Start Listed entries

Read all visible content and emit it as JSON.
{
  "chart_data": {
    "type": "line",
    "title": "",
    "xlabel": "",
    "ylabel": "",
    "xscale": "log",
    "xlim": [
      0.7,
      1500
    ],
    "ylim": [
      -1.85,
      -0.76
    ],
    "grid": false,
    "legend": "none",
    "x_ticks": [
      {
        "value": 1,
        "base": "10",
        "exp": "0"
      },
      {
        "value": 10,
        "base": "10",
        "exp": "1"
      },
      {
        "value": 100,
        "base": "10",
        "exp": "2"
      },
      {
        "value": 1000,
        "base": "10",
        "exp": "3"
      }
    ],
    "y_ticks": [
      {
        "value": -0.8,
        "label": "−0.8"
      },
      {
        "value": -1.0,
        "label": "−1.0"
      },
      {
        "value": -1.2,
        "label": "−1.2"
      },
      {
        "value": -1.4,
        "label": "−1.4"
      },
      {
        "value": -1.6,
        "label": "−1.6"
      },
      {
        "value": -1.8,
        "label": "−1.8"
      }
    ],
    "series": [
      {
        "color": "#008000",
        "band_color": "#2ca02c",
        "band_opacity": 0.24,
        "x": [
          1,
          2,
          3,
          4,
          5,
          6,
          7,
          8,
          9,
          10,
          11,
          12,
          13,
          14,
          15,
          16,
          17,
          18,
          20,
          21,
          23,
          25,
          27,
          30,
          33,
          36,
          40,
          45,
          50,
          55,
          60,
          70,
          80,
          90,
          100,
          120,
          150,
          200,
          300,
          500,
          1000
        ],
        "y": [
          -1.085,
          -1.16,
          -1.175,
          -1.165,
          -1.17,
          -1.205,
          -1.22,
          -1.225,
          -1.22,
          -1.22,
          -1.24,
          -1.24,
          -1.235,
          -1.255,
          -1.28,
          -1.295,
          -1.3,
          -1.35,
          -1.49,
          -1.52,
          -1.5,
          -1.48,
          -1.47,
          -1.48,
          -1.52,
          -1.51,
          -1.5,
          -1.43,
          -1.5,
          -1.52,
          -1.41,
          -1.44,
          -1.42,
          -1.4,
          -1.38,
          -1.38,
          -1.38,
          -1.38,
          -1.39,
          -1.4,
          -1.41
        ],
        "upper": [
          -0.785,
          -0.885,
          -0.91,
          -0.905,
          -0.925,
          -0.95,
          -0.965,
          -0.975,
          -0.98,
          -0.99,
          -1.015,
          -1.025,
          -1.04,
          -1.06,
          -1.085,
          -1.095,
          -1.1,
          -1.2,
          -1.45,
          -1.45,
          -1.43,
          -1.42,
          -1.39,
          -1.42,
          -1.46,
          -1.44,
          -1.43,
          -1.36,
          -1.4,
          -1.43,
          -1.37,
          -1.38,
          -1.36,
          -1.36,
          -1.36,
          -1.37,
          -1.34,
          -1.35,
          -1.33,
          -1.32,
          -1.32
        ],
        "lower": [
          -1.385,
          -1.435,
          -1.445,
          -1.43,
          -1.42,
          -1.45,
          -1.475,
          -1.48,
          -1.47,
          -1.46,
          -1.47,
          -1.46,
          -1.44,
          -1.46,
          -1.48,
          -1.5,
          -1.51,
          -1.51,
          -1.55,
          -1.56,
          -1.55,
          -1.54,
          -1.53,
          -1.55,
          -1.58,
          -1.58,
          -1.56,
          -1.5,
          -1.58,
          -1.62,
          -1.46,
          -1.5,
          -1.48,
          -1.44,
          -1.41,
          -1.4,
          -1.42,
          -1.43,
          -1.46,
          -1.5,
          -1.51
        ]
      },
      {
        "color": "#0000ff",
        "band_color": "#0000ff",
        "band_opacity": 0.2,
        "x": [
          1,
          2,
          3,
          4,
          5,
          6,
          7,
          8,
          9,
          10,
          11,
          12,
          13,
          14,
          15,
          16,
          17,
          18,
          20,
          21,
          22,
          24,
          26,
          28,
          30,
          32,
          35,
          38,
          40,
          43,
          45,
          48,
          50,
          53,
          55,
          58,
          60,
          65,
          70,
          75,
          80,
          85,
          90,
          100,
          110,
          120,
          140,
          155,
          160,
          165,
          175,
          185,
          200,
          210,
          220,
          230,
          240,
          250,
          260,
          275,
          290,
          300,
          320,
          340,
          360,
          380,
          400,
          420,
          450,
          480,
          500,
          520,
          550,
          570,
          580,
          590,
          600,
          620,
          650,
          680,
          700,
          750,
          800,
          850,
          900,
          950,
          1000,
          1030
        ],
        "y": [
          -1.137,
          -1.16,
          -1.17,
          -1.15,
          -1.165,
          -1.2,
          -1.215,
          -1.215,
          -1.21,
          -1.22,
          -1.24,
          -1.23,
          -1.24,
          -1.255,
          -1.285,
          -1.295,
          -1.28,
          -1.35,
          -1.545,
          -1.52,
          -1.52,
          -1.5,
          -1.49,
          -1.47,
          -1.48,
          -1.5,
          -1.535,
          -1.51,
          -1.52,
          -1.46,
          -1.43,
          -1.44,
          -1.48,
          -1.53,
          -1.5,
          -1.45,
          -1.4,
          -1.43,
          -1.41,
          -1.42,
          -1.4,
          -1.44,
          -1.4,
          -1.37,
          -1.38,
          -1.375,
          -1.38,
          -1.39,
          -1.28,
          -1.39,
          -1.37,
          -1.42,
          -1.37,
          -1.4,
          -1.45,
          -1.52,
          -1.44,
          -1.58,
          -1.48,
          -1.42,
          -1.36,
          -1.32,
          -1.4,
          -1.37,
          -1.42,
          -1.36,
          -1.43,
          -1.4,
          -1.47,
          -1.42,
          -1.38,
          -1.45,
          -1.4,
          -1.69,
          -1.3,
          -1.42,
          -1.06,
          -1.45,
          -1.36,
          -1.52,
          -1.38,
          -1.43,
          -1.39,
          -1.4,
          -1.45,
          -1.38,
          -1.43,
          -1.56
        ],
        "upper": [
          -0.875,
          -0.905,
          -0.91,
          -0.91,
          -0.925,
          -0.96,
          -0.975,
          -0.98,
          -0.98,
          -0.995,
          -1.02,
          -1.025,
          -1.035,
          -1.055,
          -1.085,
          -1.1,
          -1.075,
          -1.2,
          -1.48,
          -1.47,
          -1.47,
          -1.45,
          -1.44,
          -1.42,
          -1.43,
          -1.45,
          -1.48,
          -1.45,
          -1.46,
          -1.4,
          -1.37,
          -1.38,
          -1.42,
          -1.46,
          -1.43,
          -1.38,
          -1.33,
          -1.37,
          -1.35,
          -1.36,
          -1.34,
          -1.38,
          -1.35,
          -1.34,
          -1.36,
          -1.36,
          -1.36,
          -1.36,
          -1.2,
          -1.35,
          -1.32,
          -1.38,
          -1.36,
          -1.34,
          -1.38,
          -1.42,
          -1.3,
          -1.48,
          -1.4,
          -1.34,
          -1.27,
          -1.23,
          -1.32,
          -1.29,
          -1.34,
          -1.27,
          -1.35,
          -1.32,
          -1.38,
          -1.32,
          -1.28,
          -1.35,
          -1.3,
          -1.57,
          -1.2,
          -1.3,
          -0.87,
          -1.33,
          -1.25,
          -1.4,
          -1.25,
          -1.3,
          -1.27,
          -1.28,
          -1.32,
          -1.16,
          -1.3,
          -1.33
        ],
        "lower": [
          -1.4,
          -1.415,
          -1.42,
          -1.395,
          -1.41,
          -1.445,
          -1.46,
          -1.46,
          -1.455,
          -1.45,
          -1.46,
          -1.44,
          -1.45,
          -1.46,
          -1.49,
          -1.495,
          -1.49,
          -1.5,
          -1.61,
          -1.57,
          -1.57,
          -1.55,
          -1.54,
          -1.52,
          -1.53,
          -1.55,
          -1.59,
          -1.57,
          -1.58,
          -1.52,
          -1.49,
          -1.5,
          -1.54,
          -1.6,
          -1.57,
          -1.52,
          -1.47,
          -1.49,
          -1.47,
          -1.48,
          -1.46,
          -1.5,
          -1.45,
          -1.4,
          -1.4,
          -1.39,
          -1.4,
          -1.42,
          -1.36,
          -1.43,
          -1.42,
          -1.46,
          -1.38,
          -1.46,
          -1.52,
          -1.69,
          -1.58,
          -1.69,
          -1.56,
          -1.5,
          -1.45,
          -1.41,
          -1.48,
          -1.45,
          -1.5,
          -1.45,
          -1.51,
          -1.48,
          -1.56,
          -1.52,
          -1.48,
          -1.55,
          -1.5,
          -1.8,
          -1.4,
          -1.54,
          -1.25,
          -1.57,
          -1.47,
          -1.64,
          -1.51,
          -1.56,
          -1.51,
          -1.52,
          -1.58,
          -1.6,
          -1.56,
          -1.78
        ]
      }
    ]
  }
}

End Listed entries

— Description of the task —
Scan the listing above and copy all lines containing the word "value".

— Correct response —
        "value": 1,
        "value": 10,
        "value": 100,
        "value": 1000,
        "value": -0.8,
        "value": -1.0,
        "value": -1.2,
        "value": -1.4,
        "value": -1.6,
        "value": -1.8,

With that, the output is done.